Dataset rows

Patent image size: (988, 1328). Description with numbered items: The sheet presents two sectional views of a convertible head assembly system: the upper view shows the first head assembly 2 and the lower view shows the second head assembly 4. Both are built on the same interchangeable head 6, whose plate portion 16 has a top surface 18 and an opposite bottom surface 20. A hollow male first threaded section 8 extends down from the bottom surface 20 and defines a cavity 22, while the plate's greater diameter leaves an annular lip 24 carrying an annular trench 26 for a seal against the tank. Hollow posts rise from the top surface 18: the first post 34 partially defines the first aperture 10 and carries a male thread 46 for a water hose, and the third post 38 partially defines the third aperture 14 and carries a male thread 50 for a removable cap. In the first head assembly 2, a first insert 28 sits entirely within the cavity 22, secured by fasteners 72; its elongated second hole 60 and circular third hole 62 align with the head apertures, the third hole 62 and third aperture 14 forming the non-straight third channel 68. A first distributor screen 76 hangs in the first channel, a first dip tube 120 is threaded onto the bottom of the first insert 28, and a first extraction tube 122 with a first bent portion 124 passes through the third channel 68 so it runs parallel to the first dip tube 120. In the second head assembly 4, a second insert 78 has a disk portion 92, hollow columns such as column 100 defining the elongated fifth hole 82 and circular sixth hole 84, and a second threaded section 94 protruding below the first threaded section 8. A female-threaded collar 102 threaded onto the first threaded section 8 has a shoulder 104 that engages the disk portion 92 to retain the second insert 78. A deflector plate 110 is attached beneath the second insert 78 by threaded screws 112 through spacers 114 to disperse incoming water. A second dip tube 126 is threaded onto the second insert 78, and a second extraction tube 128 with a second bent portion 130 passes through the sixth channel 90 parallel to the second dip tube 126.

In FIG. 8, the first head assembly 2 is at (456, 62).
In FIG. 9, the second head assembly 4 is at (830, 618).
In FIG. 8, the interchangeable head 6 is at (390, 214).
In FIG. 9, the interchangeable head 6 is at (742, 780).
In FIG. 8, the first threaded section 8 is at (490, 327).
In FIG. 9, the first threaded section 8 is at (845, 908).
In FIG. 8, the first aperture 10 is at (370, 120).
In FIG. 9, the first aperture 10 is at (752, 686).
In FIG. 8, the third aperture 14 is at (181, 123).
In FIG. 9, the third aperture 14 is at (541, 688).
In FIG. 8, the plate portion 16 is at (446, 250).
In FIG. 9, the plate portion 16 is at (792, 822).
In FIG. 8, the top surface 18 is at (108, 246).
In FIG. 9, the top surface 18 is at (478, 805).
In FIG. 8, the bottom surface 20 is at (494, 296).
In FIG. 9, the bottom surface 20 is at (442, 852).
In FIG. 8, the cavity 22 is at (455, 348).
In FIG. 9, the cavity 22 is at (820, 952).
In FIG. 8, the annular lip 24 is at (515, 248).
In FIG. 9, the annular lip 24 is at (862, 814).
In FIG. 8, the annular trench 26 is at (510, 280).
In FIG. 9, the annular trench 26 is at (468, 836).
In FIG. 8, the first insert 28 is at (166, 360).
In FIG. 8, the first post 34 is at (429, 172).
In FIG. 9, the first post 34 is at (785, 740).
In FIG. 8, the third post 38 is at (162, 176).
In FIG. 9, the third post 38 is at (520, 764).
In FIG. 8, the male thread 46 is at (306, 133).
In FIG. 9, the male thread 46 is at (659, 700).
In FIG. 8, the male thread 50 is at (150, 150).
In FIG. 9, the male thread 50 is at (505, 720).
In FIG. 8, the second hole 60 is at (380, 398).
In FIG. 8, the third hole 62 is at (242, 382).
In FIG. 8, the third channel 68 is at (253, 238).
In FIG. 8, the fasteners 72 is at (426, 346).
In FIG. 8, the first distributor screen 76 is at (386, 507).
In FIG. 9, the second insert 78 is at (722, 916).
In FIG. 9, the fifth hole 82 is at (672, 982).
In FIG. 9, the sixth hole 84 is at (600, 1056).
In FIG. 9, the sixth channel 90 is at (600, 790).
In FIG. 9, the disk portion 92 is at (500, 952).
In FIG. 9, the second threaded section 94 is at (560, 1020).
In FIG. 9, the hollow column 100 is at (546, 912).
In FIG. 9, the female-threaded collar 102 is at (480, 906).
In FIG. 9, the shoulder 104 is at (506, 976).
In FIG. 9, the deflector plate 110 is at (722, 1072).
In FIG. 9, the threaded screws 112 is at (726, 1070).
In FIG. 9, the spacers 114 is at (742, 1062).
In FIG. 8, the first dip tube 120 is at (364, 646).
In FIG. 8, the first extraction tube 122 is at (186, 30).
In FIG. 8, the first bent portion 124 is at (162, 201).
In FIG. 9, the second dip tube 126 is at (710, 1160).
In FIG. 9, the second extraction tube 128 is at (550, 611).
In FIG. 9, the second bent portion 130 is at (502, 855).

DO THIS — Lay out the entries above as a two-column CSV headed description and locations, with one row per entry. Put each entry's text and its answer in one quoted field each, turning line breaks into spaces.

REPLY TO THE TASK —
description,locations
"Patent image size: (988, 1328). Description with numbered items: The sheet presents two sectional views of a convertible head assembly system: the upper view shows the first head assembly 2 and the lower view shows the second head assembly 4. Both are built on the same interchangeable head 6, whose plate portion 16 has a top surface 18 and an opposite bottom surface 20. A hollow male first threaded section 8 extends down from the bottom surface 20 and defines a cavity 22, while the plate's greater diameter leaves an annular lip 24 carrying an annular trench 26 for a seal against the tank. Hollow posts rise from the top surface 18: the first post 34 partially defines the first aperture 10 and carries a male thread 46 for a water hose, and the third post 38 partially defines the third aperture 14 and carries a male thread 50 for a removable cap. In the first head assembly 2, a first insert 28 sits entirely within the cavity 22, secured by fasteners 72; its elongated second hole 60 and circular third hole 62 align with the head apertures, the third hole 62 and third aperture 14 forming the non-straight third channel 68. A first distributor screen 76 hangs in the first channel, a first dip tube 120 is threaded onto the bottom of the first insert 28, and a first extraction tube 122 with a first bent portion 124 passes through the third channel 68 so it runs parallel to the first dip tube 120. In the second head assembly 4, a second insert 78 has a disk portion 92, hollow columns such as column 100 defining the elongated fifth hole 82 and circular sixth hole 84, and a second threaded section 94 protruding below the first threaded section 8. A female-threaded collar 102 threaded onto the first threaded section 8 has a shoulder 104 that engages the disk portion 92 to retain the second insert 78. A deflector plate 110 is attached beneath the second insert 78 by threaded screws 112 through spacers 114 to disperse incoming water. A second dip tube 126 is threaded onto the second insert 78, and a second extraction tube 128 with a second bent portion 130 passes through the sixth channel 90 parallel to the second dip tube 126.","In FIG. 8, the first head assembly 2 is at (456, 62). In FIG. 9, the second head assembly 4 is at (830, 618). In FIG. 8, the interchangeable head 6 is at (390, 214). In FIG. 9, the interchangeable head 6 is at (742, 780). In FIG. 8, the first threaded section 8 is at (490, 327). In FIG. 9, the first threaded section 8 is at (845, 908). In FIG. 8, the first aperture 10 is at (370, 120). In FIG. 9, the first aperture 10 is at (752, 686). In FIG. 8, the third aperture 14 is at (181, 123). In FIG. 9, the third aperture 14 is at (541, 688). In FIG. 8, the plate portion 16 is at (446, 250). In FIG. 9, the plate portion 16 is at (792, 822). In FIG. 8, the top surface 18 is at (108, 246). In FIG. 9, the top surface 18 is at (478, 805). In FIG. 8, the bottom surface 20 is at (494, 296). In FIG. 9, the bottom surface 20 is at (442, 852). In FIG. 8, the cavity 22 is at (455, 348). In FIG. 9, the cavity 22 is at (820, 952). In FIG. 8, the annular lip 24 is at (515, 248). In FIG. 9, the annular lip 24 is at (862, 814). In FIG. 8, the annular trench 26 is at (510, 280). In FIG. 9, the annular trench 26 is at (468, 836). In FIG. 8, the first insert 28 is at (166, 360). In FIG. 8, the first post 34 is at (429, 172). In FIG. 9, the first post 34 is at (785, 740). In FIG. 8, the third post 38 is at (162, 176). In FIG. 9, the third post 38 is at (520, 764). In FIG. 8, the male thread 46 is at (306, 133). In FIG. 9, the male thread 46 is at (659, 700). In FIG. 8, the male thread 50 is at (150, 150). In FIG. 9, the male thread 50 is at (505, 720). In FIG. 8, the second hole 60 is at (380, 398). In FIG. 8, the third hole 62 is at (242, 382). In FIG. 8, the third channel 68 is at (253, 238). In FIG. 8, the fasteners 72 is at (426, 346). In FIG. 8, the first distributor screen 76 is at (386, 507). In FIG. 9, the second insert 78 is at (722, 916). In FIG. 9, the fifth hole 82 is at (672, 982). In FIG. 9, the sixth hole 84 is at (600, 1056). In FIG. 9, the sixth channel 90 is at (600, 790). In FIG. 9, the disk portion 92 is at (500, 952). In FIG. 9, the second threaded section 94 is at (560, 1020). In FIG. 9, the hollow column 100 is at (546, 912). In FIG. 9, the female-threaded collar 102 is at (480, 906). In FIG. 9, the shoulder 104 is at (506, 976). In FIG. 9, the deflector plate 110 is at (722, 1072). In FIG. 9, the threaded screws 112 is at (726, 1070). In FIG. 9, the spacers 114 is at (742, 1062). In FIG. 8, the first dip tube 120 is at (364, 646). In FIG. 8, the first extraction tube 122 is at (186, 30). In FIG. 8, the first bent portion 124 is at (162, 201). In FIG. 9, the second dip tube 126 is at (710, 1160). In FIG. 9, the second extraction tube 128 is at (550, 611). In FIG. 9, the second bent portion 130 is at (502, 855)."